■ **AIM**:
Gather the lines from the material that contain "odrębne".

■ **DATA SECTION**:
☆ ☆ ☆

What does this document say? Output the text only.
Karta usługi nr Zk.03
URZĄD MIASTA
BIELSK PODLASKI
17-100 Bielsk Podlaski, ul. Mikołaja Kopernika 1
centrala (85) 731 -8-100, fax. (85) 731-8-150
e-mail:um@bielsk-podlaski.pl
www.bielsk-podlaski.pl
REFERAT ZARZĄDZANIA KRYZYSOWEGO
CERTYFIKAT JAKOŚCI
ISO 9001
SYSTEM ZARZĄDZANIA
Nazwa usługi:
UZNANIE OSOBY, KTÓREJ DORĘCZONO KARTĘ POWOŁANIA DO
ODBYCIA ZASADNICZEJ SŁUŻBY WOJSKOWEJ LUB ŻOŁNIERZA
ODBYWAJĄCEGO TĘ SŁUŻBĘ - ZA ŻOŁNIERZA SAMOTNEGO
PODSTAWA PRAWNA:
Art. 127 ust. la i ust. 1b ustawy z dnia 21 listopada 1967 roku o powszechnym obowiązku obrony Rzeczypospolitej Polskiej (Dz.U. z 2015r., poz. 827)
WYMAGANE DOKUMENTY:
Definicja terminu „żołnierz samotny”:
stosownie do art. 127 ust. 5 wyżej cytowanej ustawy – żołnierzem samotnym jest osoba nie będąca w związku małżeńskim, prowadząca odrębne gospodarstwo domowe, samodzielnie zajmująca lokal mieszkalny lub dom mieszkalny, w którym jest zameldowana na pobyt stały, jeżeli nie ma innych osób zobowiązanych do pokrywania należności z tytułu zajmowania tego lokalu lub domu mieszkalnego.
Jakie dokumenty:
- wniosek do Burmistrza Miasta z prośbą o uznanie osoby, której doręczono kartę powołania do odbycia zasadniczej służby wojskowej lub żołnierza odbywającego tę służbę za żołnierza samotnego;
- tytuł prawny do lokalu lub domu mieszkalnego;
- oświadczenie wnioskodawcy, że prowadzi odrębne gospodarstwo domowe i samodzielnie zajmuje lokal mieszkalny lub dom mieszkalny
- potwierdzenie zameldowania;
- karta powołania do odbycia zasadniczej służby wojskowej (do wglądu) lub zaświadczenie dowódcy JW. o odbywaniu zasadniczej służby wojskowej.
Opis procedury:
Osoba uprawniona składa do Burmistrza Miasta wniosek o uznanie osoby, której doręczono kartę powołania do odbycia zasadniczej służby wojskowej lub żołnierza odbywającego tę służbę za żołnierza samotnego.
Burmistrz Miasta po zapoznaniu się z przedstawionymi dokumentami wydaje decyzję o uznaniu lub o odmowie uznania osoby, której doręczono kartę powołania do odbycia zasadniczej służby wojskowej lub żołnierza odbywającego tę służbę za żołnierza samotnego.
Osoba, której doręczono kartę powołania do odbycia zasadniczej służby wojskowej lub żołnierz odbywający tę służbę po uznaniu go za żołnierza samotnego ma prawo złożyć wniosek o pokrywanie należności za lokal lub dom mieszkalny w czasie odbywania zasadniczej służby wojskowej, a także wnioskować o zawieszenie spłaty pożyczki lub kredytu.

☆ ☆ ☆

■ **OUTPUT FOR THIS EXERCISE**:
stosownie do art. 127 ust. 5 wyżej cytowanej ustawy – żołnierzem samotnym jest osoba nie będąca w związku małżeńskim, prowadząca odrębne gospodarstwo domowe, samodzielnie zajmująca lokal mieszkalny lub dom mieszkalny, w którym jest zameldowana na pobyt stały, jeżeli nie ma innych osób zobowiązanych do pokrywania należności z tytułu zajmowania tego lokalu lub domu mieszkalnego.
- oświadczenie wnioskodawcy, że prowadzi odrębne gospodarstwo domowe i samodzielnie zajmuje lokal mieszkalny lub dom mieszkalny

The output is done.